▶ [Exercise]: All entries below need to be written out exactly, but without their pictures.

▶ [Data entries]:

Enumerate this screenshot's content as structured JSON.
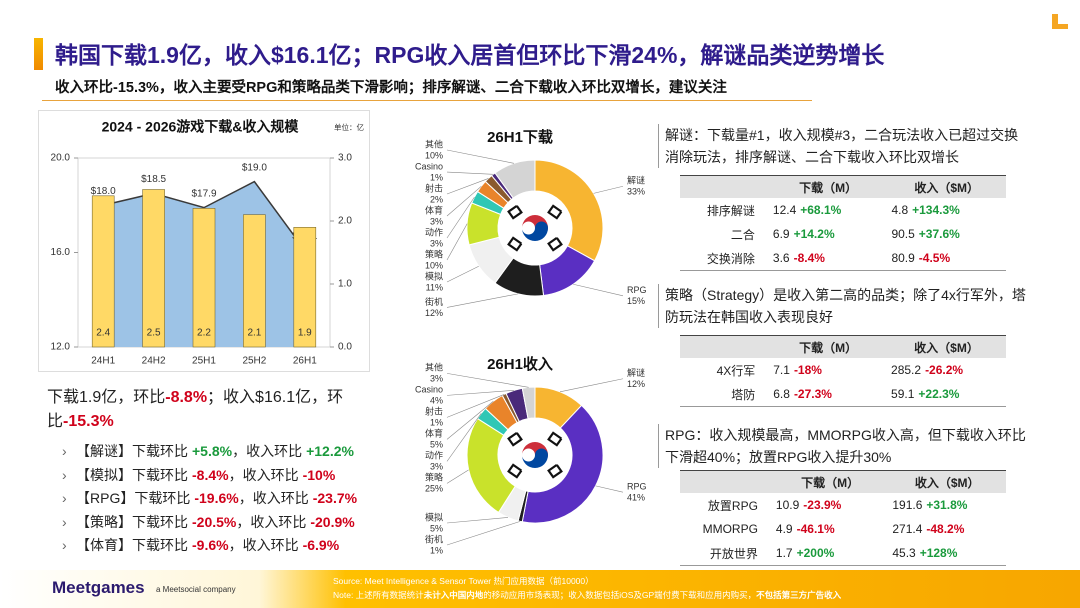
{
  "header": {
    "title": "韩国下载1.9亿，收入$16.1亿；RPG收入居首但环比下滑24%，解谜品类逆势增长",
    "subtitle": "收入环比-15.3%，收入主要受RPG和策略品类下滑影响；排序解谜、二合下载收入环比双增长，建议关注"
  },
  "chart_data": [
    {
      "type": "combo",
      "title": "2024 - 2026游戏下载&收入规模",
      "unit": "单位：亿",
      "categories": [
        "24H1",
        "24H2",
        "25H1",
        "25H2",
        "26H1"
      ],
      "series": [
        {
          "type": "area",
          "color": "#9dc3e6",
          "line_color": "#3a3a3a",
          "values": [
            18.0,
            18.5,
            17.9,
            19.0,
            16.1
          ],
          "value_labels": [
            "$18.0",
            "$18.5",
            "$17.9",
            "$19.0",
            "$16.1"
          ]
        },
        {
          "type": "bar",
          "color": "#ffd966",
          "axis": "y2",
          "values": [
            2.4,
            2.5,
            2.2,
            2.1,
            1.9
          ]
        }
      ],
      "ylim": [
        12,
        20
      ],
      "yticks": [
        {
          "value": 12,
          "label": "12.0"
        },
        {
          "value": 16,
          "label": "16.0"
        },
        {
          "value": 20,
          "label": "20.0"
        }
      ],
      "y2lim": [
        0,
        3
      ],
      "y2ticks": [
        {
          "value": 0,
          "label": "0.0"
        },
        {
          "value": 1,
          "label": "1.0"
        },
        {
          "value": 2,
          "label": "2.0"
        },
        {
          "value": 3,
          "label": "3.0"
        }
      ]
    },
    {
      "type": "pie",
      "donut": true,
      "title": "26H1下载",
      "categories": [
        "解谜",
        "RPG",
        "街机",
        "模拟",
        "策略",
        "动作",
        "体育",
        "射击",
        "Casino",
        "其他"
      ],
      "values": [
        33,
        15,
        12,
        11,
        10,
        3,
        3,
        2,
        1,
        10
      ],
      "value_labels": [
        "33%",
        "15%",
        "12%",
        "11%",
        "10%",
        "3%",
        "3%",
        "2%",
        "1%",
        "10%"
      ],
      "colors": [
        "#f7b531",
        "#5a2fc2",
        "#1e1e1e",
        "#f0f0f0",
        "#c9e22b",
        "#2fc7b5",
        "#e9842a",
        "#8a5a2e",
        "#4a2a7a",
        "#d4d4d4"
      ]
    },
    {
      "type": "pie",
      "donut": true,
      "title": "26H1收入",
      "categories": [
        "解谜",
        "RPG",
        "街机",
        "模拟",
        "策略",
        "动作",
        "体育",
        "射击",
        "Casino",
        "其他"
      ],
      "values": [
        12,
        41,
        1,
        5,
        25,
        3,
        5,
        1,
        4,
        3
      ],
      "value_labels": [
        "12%",
        "41%",
        "1%",
        "5%",
        "25%",
        "3%",
        "5%",
        "1%",
        "4%",
        "3%"
      ],
      "colors": [
        "#f7b531",
        "#5a2fc2",
        "#1e1e1e",
        "#f0f0f0",
        "#c9e22b",
        "#2fc7b5",
        "#e9842a",
        "#8a5a2e",
        "#4a2a7a",
        "#d4d4d4"
      ]
    }
  ],
  "summary": [
    "下载1.9亿，环比",
    "-8.8%",
    "；收入$16.1亿，环比",
    "-15.3%"
  ],
  "bullets": [
    {
      "tag": "【解谜】",
      "download_label": "下载环比",
      "download": "+5.8%",
      "revenue_label": "，收入环比",
      "revenue": "+12.2%"
    },
    {
      "tag": "【模拟】",
      "download_label": "下载环比",
      "download": "-8.4%",
      "revenue_label": "，收入环比",
      "revenue": "-10%"
    },
    {
      "tag": "【RPG】",
      "download_label": "下载环比",
      "download": "-19.6%",
      "revenue_label": "，收入环比",
      "revenue": "-23.7%"
    },
    {
      "tag": "【策略】",
      "download_label": "下载环比",
      "download": "-20.5%",
      "revenue_label": "，收入环比",
      "revenue": "-20.9%"
    },
    {
      "tag": "【体育】",
      "download_label": "下载环比",
      "download": "-9.6%",
      "revenue_label": "，收入环比",
      "revenue": "-6.9%"
    }
  ],
  "panels": [
    {
      "text": "解谜：下载量#1，收入规模#3，二合玩法收入已超过交换消除玩法，排序解谜、二合下载收入环比双增长",
      "headers": [
        "下载（M）",
        "收入（$M）"
      ],
      "rows": [
        [
          "排序解谜",
          "12.4",
          "+68.1%",
          "4.8",
          "+134.3%"
        ],
        [
          "二合",
          "6.9",
          "+14.2%",
          "90.5",
          "+37.6%"
        ],
        [
          "交换消除",
          "3.6",
          "-8.4%",
          "80.9",
          "-4.5%"
        ]
      ]
    },
    {
      "text": "策略（Strategy）是收入第二高的品类；除了4x行军外，塔防玩法在韩国收入表现良好",
      "headers": [
        "下载（M）",
        "收入（$M）"
      ],
      "rows": [
        [
          "4X行军",
          "7.1",
          "-18%",
          "285.2",
          "-26.2%"
        ],
        [
          "塔防",
          "6.8",
          "-27.3%",
          "59.1",
          "+22.3%"
        ]
      ]
    },
    {
      "text": "RPG：收入规模最高，MMORPG收入高，但下载收入环比下滑超40%；放置RPG收入提升30%",
      "headers": [
        "下载（M）",
        "收入（$M）"
      ],
      "rows": [
        [
          "放置RPG",
          "10.9",
          "-23.9%",
          "191.6",
          "+31.8%"
        ],
        [
          "MMORPG",
          "4.9",
          "-46.1%",
          "271.4",
          "-48.2%"
        ],
        [
          "开放世界",
          "1.7",
          "+200%",
          "45.3",
          "+128%"
        ]
      ]
    }
  ],
  "footer": {
    "brand": "Meetgames",
    "tagline": "a Meetsocial company",
    "source": "Source: Meet Intelligence & Sensor Tower 热门应用数据（前10000）",
    "note": [
      "Note: 上述所有数据统计",
      "未计入中国内地",
      "的移动应用市场表现；收入数据包括iOS及GP端付费下载和应用内购买，",
      "不包括第三方广告收入"
    ]
  }
}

▶ [The answer]:
Enumerate this screenshot's content as structured JSON.
{
  "header": {
    "title": "韩国下载1.9亿，收入$16.1亿；RPG收入居首但环比下滑24%，解谜品类逆势增长",
    "subtitle": "收入环比-15.3%，收入主要受RPG和策略品类下滑影响；排序解谜、二合下载收入环比双增长，建议关注"
  },
  "chart_data": [
    {
      "type": "combo",
      "title": "2024 - 2026游戏下载&收入规模",
      "unit": "单位：亿",
      "categories": [
        "24H1",
        "24H2",
        "25H1",
        "25H2",
        "26H1"
      ],
      "series": [
        {
          "type": "area",
          "color": "#9dc3e6",
          "line_color": "#3a3a3a",
          "values": [
            18.0,
            18.5,
            17.9,
            19.0,
            16.1
          ],
          "value_labels": [
            "$18.0",
            "$18.5",
            "$17.9",
            "$19.0",
            "$16.1"
          ]
        },
        {
          "type": "bar",
          "color": "#ffd966",
          "axis": "y2",
          "values": [
            2.4,
            2.5,
            2.2,
            2.1,
            1.9
          ]
        }
      ],
      "ylim": [
        12,
        20
      ],
      "yticks": [
        {
          "value": 12,
          "label": "12.0"
        },
        {
          "value": 16,
          "label": "16.0"
        },
        {
          "value": 20,
          "label": "20.0"
        }
      ],
      "y2lim": [
        0,
        3
      ],
      "y2ticks": [
        {
          "value": 0,
          "label": "0.0"
        },
        {
          "value": 1,
          "label": "1.0"
        },
        {
          "value": 2,
          "label": "2.0"
        },
        {
          "value": 3,
          "label": "3.0"
        }
      ]
    },
    {
      "type": "pie",
      "donut": true,
      "title": "26H1下载",
      "categories": [
        "解谜",
        "RPG",
        "街机",
        "模拟",
        "策略",
        "动作",
        "体育",
        "射击",
        "Casino",
        "其他"
      ],
      "values": [
        33,
        15,
        12,
        11,
        10,
        3,
        3,
        2,
        1,
        10
      ],
      "value_labels": [
        "33%",
        "15%",
        "12%",
        "11%",
        "10%",
        "3%",
        "3%",
        "2%",
        "1%",
        "10%"
      ],
      "colors": [
        "#f7b531",
        "#5a2fc2",
        "#1e1e1e",
        "#f0f0f0",
        "#c9e22b",
        "#2fc7b5",
        "#e9842a",
        "#8a5a2e",
        "#4a2a7a",
        "#d4d4d4"
      ]
    },
    {
      "type": "pie",
      "donut": true,
      "title": "26H1收入",
      "categories": [
        "解谜",
        "RPG",
        "街机",
        "模拟",
        "策略",
        "动作",
        "体育",
        "射击",
        "Casino",
        "其他"
      ],
      "values": [
        12,
        41,
        1,
        5,
        25,
        3,
        5,
        1,
        4,
        3
      ],
      "value_labels": [
        "12%",
        "41%",
        "1%",
        "5%",
        "25%",
        "3%",
        "5%",
        "1%",
        "4%",
        "3%"
      ],
      "colors": [
        "#f7b531",
        "#5a2fc2",
        "#1e1e1e",
        "#f0f0f0",
        "#c9e22b",
        "#2fc7b5",
        "#e9842a",
        "#8a5a2e",
        "#4a2a7a",
        "#d4d4d4"
      ]
    }
  ],
  "summary": [
    "下载1.9亿，环比",
    "-8.8%",
    "；收入$16.1亿，环比",
    "-15.3%"
  ],
  "bullets": [
    {
      "tag": "【解谜】",
      "download_label": "下载环比",
      "download": "+5.8%",
      "revenue_label": "，收入环比",
      "revenue": "+12.2%"
    },
    {
      "tag": "【模拟】",
      "download_label": "下载环比",
      "download": "-8.4%",
      "revenue_label": "，收入环比",
      "revenue": "-10%"
    },
    {
      "tag": "【RPG】",
      "download_label": "下载环比",
      "download": "-19.6%",
      "revenue_label": "，收入环比",
      "revenue": "-23.7%"
    },
    {
      "tag": "【策略】",
      "download_label": "下载环比",
      "download": "-20.5%",
      "revenue_label": "，收入环比",
      "revenue": "-20.9%"
    },
    {
      "tag": "【体育】",
      "download_label": "下载环比",
      "download": "-9.6%",
      "revenue_label": "，收入环比",
      "revenue": "-6.9%"
    }
  ],
  "panels": [
    {
      "text": "解谜：下载量#1，收入规模#3，二合玩法收入已超过交换消除玩法，排序解谜、二合下载收入环比双增长",
      "headers": [
        "下载（M）",
        "收入（$M）"
      ],
      "rows": [
        [
          "排序解谜",
          "12.4",
          "+68.1%",
          "4.8",
          "+134.3%"
        ],
        [
          "二合",
          "6.9",
          "+14.2%",
          "90.5",
          "+37.6%"
        ],
        [
          "交换消除",
          "3.6",
          "-8.4%",
          "80.9",
          "-4.5%"
        ]
      ]
    },
    {
      "text": "策略（Strategy）是收入第二高的品类；除了4x行军外，塔防玩法在韩国收入表现良好",
      "headers": [
        "下载（M）",
        "收入（$M）"
      ],
      "rows": [
        [
          "4X行军",
          "7.1",
          "-18%",
          "285.2",
          "-26.2%"
        ],
        [
          "塔防",
          "6.8",
          "-27.3%",
          "59.1",
          "+22.3%"
        ]
      ]
    },
    {
      "text": "RPG：收入规模最高，MMORPG收入高，但下载收入环比下滑超40%；放置RPG收入提升30%",
      "headers": [
        "下载（M）",
        "收入（$M）"
      ],
      "rows": [
        [
          "放置RPG",
          "10.9",
          "-23.9%",
          "191.6",
          "+31.8%"
        ],
        [
          "MMORPG",
          "4.9",
          "-46.1%",
          "271.4",
          "-48.2%"
        ],
        [
          "开放世界",
          "1.7",
          "+200%",
          "45.3",
          "+128%"
        ]
      ]
    }
  ],
  "footer": {
    "brand": "Meetgames",
    "tagline": "a Meetsocial company",
    "source": "Source: Meet Intelligence & Sensor Tower 热门应用数据（前10000）",
    "note": [
      "Note: 上述所有数据统计",
      "未计入中国内地",
      "的移动应用市场表现；收入数据包括iOS及GP端付费下载和应用内购买，",
      "不包括第三方广告收入"
    ]
  }
}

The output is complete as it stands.